* _Your instructions_
Examine the material below. Gather every line in which the string "times" appears.

* _Records_
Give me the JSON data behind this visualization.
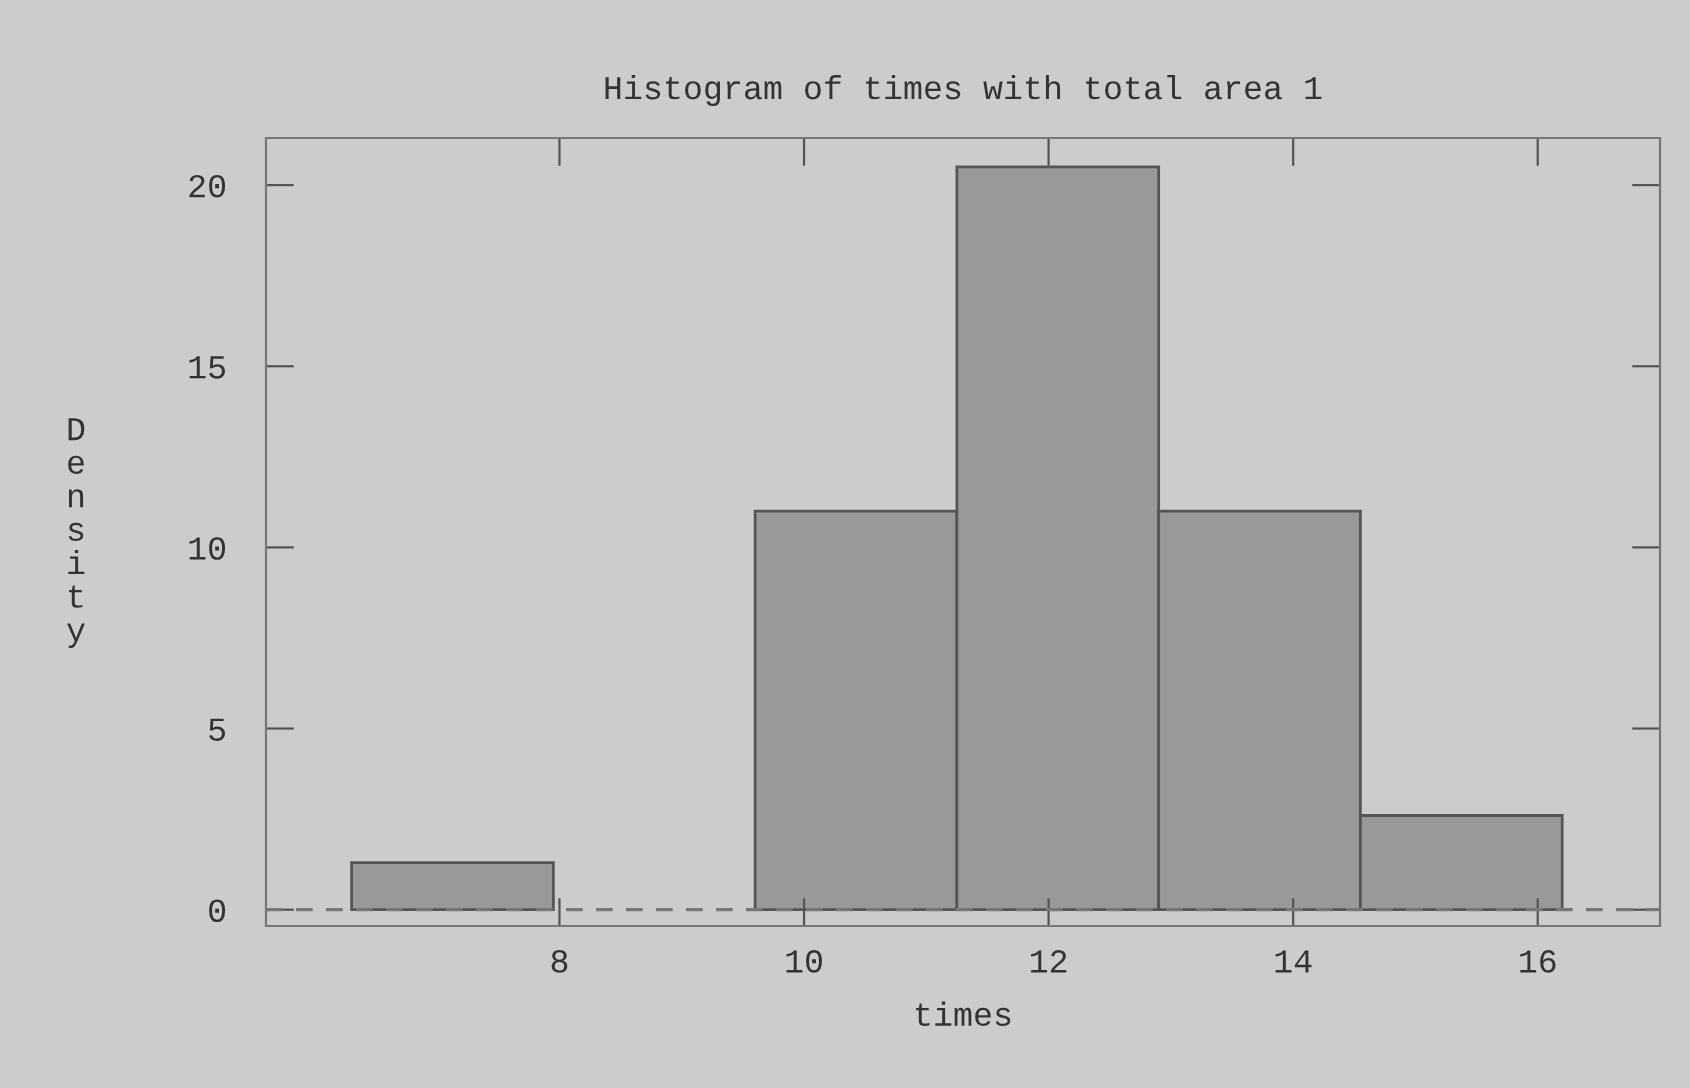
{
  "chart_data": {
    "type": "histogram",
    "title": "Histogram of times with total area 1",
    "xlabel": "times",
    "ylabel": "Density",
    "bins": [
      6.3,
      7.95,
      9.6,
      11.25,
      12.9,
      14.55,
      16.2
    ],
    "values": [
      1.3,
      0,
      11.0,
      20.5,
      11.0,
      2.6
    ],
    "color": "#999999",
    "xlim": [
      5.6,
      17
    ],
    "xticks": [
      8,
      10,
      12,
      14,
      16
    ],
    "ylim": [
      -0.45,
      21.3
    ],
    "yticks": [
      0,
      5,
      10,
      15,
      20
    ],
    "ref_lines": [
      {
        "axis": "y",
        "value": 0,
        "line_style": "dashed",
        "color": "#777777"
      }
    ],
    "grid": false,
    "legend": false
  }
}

* _The completed task_
    "title": "Histogram of times with total area 1",
    "xlabel": "times",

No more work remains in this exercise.